• [RECORDS FOR THE TASK]:
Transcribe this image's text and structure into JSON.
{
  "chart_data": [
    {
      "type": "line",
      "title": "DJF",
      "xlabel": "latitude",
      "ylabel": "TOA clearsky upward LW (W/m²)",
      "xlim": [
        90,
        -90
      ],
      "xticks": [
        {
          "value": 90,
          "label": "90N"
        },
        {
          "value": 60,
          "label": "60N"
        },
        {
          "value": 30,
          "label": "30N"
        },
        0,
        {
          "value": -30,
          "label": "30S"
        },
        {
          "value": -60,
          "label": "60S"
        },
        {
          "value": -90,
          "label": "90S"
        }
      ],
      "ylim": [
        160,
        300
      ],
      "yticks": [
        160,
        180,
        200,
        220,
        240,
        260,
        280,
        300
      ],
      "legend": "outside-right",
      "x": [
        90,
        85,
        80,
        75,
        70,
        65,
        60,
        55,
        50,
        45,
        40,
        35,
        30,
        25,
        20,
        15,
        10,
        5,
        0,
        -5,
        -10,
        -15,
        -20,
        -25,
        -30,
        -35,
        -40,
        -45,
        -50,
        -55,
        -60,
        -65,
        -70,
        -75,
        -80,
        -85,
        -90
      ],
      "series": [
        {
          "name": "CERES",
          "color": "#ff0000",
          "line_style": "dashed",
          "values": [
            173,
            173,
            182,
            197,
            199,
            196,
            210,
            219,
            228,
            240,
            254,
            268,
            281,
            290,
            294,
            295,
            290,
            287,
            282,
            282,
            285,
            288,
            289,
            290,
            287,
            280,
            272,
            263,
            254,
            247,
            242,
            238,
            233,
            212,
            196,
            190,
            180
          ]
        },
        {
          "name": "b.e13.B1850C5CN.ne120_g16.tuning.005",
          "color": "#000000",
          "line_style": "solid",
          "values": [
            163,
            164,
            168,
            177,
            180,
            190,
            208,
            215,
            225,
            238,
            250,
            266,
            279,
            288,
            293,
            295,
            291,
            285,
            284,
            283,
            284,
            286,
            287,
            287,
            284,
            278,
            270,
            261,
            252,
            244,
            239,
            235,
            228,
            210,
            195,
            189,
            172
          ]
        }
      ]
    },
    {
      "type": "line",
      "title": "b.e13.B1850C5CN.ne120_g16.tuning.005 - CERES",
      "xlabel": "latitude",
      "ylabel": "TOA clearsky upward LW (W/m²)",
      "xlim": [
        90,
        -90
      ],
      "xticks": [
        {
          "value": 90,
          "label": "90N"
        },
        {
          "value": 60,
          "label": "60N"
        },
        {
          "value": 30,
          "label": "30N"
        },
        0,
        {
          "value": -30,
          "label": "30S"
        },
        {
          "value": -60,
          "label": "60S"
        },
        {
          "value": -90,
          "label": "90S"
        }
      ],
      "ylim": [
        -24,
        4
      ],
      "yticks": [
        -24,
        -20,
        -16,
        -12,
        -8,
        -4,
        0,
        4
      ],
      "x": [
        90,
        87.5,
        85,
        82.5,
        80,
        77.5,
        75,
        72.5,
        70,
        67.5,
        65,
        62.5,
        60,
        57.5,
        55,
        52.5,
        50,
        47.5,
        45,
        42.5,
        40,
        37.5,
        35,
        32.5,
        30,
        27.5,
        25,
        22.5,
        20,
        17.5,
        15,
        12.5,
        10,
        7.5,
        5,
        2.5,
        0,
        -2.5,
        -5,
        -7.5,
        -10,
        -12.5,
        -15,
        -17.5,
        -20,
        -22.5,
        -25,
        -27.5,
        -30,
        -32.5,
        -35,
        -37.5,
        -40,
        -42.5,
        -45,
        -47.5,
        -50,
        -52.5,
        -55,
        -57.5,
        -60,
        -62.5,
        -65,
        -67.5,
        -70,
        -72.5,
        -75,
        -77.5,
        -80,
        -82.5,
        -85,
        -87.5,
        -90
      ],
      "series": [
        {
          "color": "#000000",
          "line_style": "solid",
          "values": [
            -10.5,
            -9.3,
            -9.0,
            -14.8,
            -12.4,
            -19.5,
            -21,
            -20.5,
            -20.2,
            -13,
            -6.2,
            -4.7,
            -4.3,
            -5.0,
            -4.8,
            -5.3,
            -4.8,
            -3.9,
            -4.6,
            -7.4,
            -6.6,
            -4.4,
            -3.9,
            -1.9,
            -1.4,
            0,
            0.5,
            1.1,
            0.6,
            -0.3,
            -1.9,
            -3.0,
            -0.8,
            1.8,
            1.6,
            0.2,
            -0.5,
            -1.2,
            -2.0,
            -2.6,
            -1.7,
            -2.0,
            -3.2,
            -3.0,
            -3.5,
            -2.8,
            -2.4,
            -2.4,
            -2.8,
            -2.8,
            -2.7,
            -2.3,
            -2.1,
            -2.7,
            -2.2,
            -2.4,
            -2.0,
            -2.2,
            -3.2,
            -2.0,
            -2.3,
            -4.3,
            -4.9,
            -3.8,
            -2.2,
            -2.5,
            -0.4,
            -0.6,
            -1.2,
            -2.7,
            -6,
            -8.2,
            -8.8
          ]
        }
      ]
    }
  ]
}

• [SHORT TASK]: Reproduce the data in its entirety, matching each character.

• [FINAL ANSWER]:
Transcribe this image's text and structure into JSON.
{
  "chart_data": [
    {
      "type": "line",
      "title": "DJF",
      "xlabel": "latitude",
      "ylabel": "TOA clearsky upward LW (W/m²)",
      "xlim": [
        90,
        -90
      ],
      "xticks": [
        {
          "value": 90,
          "label": "90N"
        },
        {
          "value": 60,
          "label": "60N"
        },
        {
          "value": 30,
          "label": "30N"
        },
        0,
        {
          "value": -30,
          "label": "30S"
        },
        {
          "value": -60,
          "label": "60S"
        },
        {
          "value": -90,
          "label": "90S"
        }
      ],
      "ylim": [
        160,
        300
      ],
      "yticks": [
        160,
        180,
        200,
        220,
        240,
        260,
        280,
        300
      ],
      "legend": "outside-right",
      "x": [
        90,
        85,
        80,
        75,
        70,
        65,
        60,
        55,
        50,
        45,
        40,
        35,
        30,
        25,
        20,
        15,
        10,
        5,
        0,
        -5,
        -10,
        -15,
        -20,
        -25,
        -30,
        -35,
        -40,
        -45,
        -50,
        -55,
        -60,
        -65,
        -70,
        -75,
        -80,
        -85,
        -90
      ],
      "series": [
        {
          "name": "CERES",
          "color": "#ff0000",
          "line_style": "dashed",
          "values": [
            173,
            173,
            182,
            197,
            199,
            196,
            210,
            219,
            228,
            240,
            254,
            268,
            281,
            290,
            294,
            295,
            290,
            287,
            282,
            282,
            285,
            288,
            289,
            290,
            287,
            280,
            272,
            263,
            254,
            247,
            242,
            238,
            233,
            212,
            196,
            190,
            180
          ]
        },
        {
          "name": "b.e13.B1850C5CN.ne120_g16.tuning.005",
          "color": "#000000",
          "line_style": "solid",
          "values": [
            163,
            164,
            168,
            177,
            180,
            190,
            208,
            215,
            225,
            238,
            250,
            266,
            279,
            288,
            293,
            295,
            291,
            285,
            284,
            283,
            284,
            286,
            287,
            287,
            284,
            278,
            270,
            261,
            252,
            244,
            239,
            235,
            228,
            210,
            195,
            189,
            172
          ]
        }
      ]
    },
    {
      "type": "line",
      "title": "b.e13.B1850C5CN.ne120_g16.tuning.005 - CERES",
      "xlabel": "latitude",
      "ylabel": "TOA clearsky upward LW (W/m²)",
      "xlim": [
        90,
        -90
      ],
      "xticks": [
        {
          "value": 90,
          "label": "90N"
        },
        {
          "value": 60,
          "label": "60N"
        },
        {
          "value": 30,
          "label": "30N"
        },
        0,
        {
          "value": -30,
          "label": "30S"
        },
        {
          "value": -60,
          "label": "60S"
        },
        {
          "value": -90,
          "label": "90S"
        }
      ],
      "ylim": [
        -24,
        4
      ],
      "yticks": [
        -24,
        -20,
        -16,
        -12,
        -8,
        -4,
        0,
        4
      ],
      "x": [
        90,
        87.5,
        85,
        82.5,
        80,
        77.5,
        75,
        72.5,
        70,
        67.5,
        65,
        62.5,
        60,
        57.5,
        55,
        52.5,
        50,
        47.5,
        45,
        42.5,
        40,
        37.5,
        35,
        32.5,
        30,
        27.5,
        25,
        22.5,
        20,
        17.5,
        15,
        12.5,
        10,
        7.5,
        5,
        2.5,
        0,
        -2.5,
        -5,
        -7.5,
        -10,
        -12.5,
        -15,
        -17.5,
        -20,
        -22.5,
        -25,
        -27.5,
        -30,
        -32.5,
        -35,
        -37.5,
        -40,
        -42.5,
        -45,
        -47.5,
        -50,
        -52.5,
        -55,
        -57.5,
        -60,
        -62.5,
        -65,
        -67.5,
        -70,
        -72.5,
        -75,
        -77.5,
        -80,
        -82.5,
        -85,
        -87.5,
        -90
      ],
      "series": [
        {
          "color": "#000000",
          "line_style": "solid",
          "values": [
            -10.5,
            -9.3,
            -9.0,
            -14.8,
            -12.4,
            -19.5,
            -21,
            -20.5,
            -20.2,
            -13,
            -6.2,
            -4.7,
            -4.3,
            -5.0,
            -4.8,
            -5.3,
            -4.8,
            -3.9,
            -4.6,
            -7.4,
            -6.6,
            -4.4,
            -3.9,
            -1.9,
            -1.4,
            0,
            0.5,
            1.1,
            0.6,
            -0.3,
            -1.9,
            -3.0,
            -0.8,
            1.8,
            1.6,
            0.2,
            -0.5,
            -1.2,
            -2.0,
            -2.6,
            -1.7,
            -2.0,
            -3.2,
            -3.0,
            -3.5,
            -2.8,
            -2.4,
            -2.4,
            -2.8,
            -2.8,
            -2.7,
            -2.3,
            -2.1,
            -2.7,
            -2.2,
            -2.4,
            -2.0,
            -2.2,
            -3.2,
            -2.0,
            -2.3,
            -4.3,
            -4.9,
            -3.8,
            -2.2,
            -2.5,
            -0.4,
            -0.6,
            -1.2,
            -2.7,
            -6,
            -8.2,
            -8.8
          ]
        }
      ]
    }
  ]
}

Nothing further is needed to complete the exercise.